• Dataset listings of figures:
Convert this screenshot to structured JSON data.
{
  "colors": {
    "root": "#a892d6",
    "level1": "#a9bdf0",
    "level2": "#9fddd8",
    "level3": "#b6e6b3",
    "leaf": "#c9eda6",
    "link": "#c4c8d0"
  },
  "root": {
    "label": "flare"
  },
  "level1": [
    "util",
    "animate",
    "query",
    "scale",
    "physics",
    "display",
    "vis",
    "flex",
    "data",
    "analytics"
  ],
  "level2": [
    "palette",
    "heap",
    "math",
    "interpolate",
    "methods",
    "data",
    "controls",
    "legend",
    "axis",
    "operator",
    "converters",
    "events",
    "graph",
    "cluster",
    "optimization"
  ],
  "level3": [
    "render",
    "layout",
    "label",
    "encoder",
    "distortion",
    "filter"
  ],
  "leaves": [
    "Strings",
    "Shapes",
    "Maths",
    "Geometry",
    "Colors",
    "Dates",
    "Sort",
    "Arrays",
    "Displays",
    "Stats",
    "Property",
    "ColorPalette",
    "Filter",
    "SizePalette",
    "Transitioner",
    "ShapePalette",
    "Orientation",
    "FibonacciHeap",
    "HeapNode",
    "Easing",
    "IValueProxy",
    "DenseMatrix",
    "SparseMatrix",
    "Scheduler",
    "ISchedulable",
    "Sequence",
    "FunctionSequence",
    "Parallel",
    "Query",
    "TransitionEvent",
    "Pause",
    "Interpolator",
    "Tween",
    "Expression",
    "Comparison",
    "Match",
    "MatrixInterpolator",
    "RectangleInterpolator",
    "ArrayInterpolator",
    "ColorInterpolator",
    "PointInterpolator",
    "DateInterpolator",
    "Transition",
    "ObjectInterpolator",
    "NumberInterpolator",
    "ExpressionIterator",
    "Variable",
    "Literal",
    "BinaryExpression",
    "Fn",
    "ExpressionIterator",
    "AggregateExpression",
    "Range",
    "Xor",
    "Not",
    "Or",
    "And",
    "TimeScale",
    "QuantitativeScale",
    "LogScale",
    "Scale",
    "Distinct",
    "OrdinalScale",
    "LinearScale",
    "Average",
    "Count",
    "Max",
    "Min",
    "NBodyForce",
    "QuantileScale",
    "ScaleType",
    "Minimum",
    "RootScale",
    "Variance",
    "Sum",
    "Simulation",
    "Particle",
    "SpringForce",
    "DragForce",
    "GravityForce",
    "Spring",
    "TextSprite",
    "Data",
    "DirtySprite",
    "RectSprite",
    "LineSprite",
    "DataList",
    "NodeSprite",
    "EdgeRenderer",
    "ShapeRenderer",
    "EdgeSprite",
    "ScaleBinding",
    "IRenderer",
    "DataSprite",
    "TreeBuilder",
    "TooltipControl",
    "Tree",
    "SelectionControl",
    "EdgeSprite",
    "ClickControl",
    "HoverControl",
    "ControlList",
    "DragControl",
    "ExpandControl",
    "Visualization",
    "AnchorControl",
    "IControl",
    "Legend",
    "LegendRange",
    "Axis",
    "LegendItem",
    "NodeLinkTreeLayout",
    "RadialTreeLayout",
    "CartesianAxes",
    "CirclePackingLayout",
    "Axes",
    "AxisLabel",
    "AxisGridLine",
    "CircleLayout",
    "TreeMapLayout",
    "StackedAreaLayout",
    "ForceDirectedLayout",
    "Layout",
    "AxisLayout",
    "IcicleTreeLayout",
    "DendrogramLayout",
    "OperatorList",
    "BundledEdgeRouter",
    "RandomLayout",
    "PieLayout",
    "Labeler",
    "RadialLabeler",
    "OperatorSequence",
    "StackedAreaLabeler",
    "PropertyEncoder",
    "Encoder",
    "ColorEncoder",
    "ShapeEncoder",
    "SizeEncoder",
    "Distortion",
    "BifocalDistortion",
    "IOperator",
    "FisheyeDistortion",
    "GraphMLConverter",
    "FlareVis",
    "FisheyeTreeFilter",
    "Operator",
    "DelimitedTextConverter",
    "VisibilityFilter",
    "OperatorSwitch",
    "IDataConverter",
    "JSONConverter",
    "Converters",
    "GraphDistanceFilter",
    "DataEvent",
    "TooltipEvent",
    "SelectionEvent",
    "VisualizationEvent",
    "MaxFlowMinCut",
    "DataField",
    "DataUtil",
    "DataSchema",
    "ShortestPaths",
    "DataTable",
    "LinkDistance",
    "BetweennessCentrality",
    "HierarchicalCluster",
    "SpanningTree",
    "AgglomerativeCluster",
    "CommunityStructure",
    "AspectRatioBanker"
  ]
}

• PROBLEM REQUIREMENTS: Transcribe all of the entries without altering anything.

• EXERCISE SOLUTION:
Convert this screenshot to structured JSON data.
{
  "colors": {
    "root": "#a892d6",
    "level1": "#a9bdf0",
    "level2": "#9fddd8",
    "level3": "#b6e6b3",
    "leaf": "#c9eda6",
    "link": "#c4c8d0"
  },
  "root": {
    "label": "flare"
  },
  "level1": [
    "util",
    "animate",
    "query",
    "scale",
    "physics",
    "display",
    "vis",
    "flex",
    "data",
    "analytics"
  ],
  "level2": [
    "palette",
    "heap",
    "math",
    "interpolate",
    "methods",
    "data",
    "controls",
    "legend",
    "axis",
    "operator",
    "converters",
    "events",
    "graph",
    "cluster",
    "optimization"
  ],
  "level3": [
    "render",
    "layout",
    "label",
    "encoder",
    "distortion",
    "filter"
  ],
  "leaves": [
    "Strings",
    "Shapes",
    "Maths",
    "Geometry",
    "Colors",
    "Dates",
    "Sort",
    "Arrays",
    "Displays",
    "Stats",
    "Property",
    "ColorPalette",
    "Filter",
    "SizePalette",
    "Transitioner",
    "ShapePalette",
    "Orientation",
    "FibonacciHeap",
    "HeapNode",
    "Easing",
    "IValueProxy",
    "DenseMatrix",
    "SparseMatrix",
    "Scheduler",
    "ISchedulable",
    "Sequence",
    "FunctionSequence",
    "Parallel",
    "Query",
    "TransitionEvent",
    "Pause",
    "Interpolator",
    "Tween",
    "Expression",
    "Comparison",
    "Match",
    "MatrixInterpolator",
    "RectangleInterpolator",
    "ArrayInterpolator",
    "ColorInterpolator",
    "PointInterpolator",
    "DateInterpolator",
    "Transition",
    "ObjectInterpolator",
    "NumberInterpolator",
    "ExpressionIterator",
    "Variable",
    "Literal",
    "BinaryExpression",
    "Fn",
    "ExpressionIterator",
    "AggregateExpression",
    "Range",
    "Xor",
    "Not",
    "Or",
    "And",
    "TimeScale",
    "QuantitativeScale",
    "LogScale",
    "Scale",
    "Distinct",
    "OrdinalScale",
    "LinearScale",
    "Average",
    "Count",
    "Max",
    "Min",
    "NBodyForce",
    "QuantileScale",
    "ScaleType",
    "Minimum",
    "RootScale",
    "Variance",
    "Sum",
    "Simulation",
    "Particle",
    "SpringForce",
    "DragForce",
    "GravityForce",
    "Spring",
    "TextSprite",
    "Data",
    "DirtySprite",
    "RectSprite",
    "LineSprite",
    "DataList",
    "NodeSprite",
    "EdgeRenderer",
    "ShapeRenderer",
    "EdgeSprite",
    "ScaleBinding",
    "IRenderer",
    "DataSprite",
    "TreeBuilder",
    "TooltipControl",
    "Tree",
    "SelectionControl",
    "EdgeSprite",
    "ClickControl",
    "HoverControl",
    "ControlList",
    "DragControl",
    "ExpandControl",
    "Visualization",
    "AnchorControl",
    "IControl",
    "Legend",
    "LegendRange",
    "Axis",
    "LegendItem",
    "NodeLinkTreeLayout",
    "RadialTreeLayout",
    "CartesianAxes",
    "CirclePackingLayout",
    "Axes",
    "AxisLabel",
    "AxisGridLine",
    "CircleLayout",
    "TreeMapLayout",
    "StackedAreaLayout",
    "ForceDirectedLayout",
    "Layout",
    "AxisLayout",
    "IcicleTreeLayout",
    "DendrogramLayout",
    "OperatorList",
    "BundledEdgeRouter",
    "RandomLayout",
    "PieLayout",
    "Labeler",
    "RadialLabeler",
    "OperatorSequence",
    "StackedAreaLabeler",
    "PropertyEncoder",
    "Encoder",
    "ColorEncoder",
    "ShapeEncoder",
    "SizeEncoder",
    "Distortion",
    "BifocalDistortion",
    "IOperator",
    "FisheyeDistortion",
    "GraphMLConverter",
    "FlareVis",
    "FisheyeTreeFilter",
    "Operator",
    "DelimitedTextConverter",
    "VisibilityFilter",
    "OperatorSwitch",
    "IDataConverter",
    "JSONConverter",
    "Converters",
    "GraphDistanceFilter",
    "DataEvent",
    "TooltipEvent",
    "SelectionEvent",
    "VisualizationEvent",
    "MaxFlowMinCut",
    "DataField",
    "DataUtil",
    "DataSchema",
    "ShortestPaths",
    "DataTable",
    "LinkDistance",
    "BetweennessCentrality",
    "HierarchicalCluster",
    "SpanningTree",
    "AgglomerativeCluster",
    "CommunityStructure",
    "AspectRatioBanker"
  ]
}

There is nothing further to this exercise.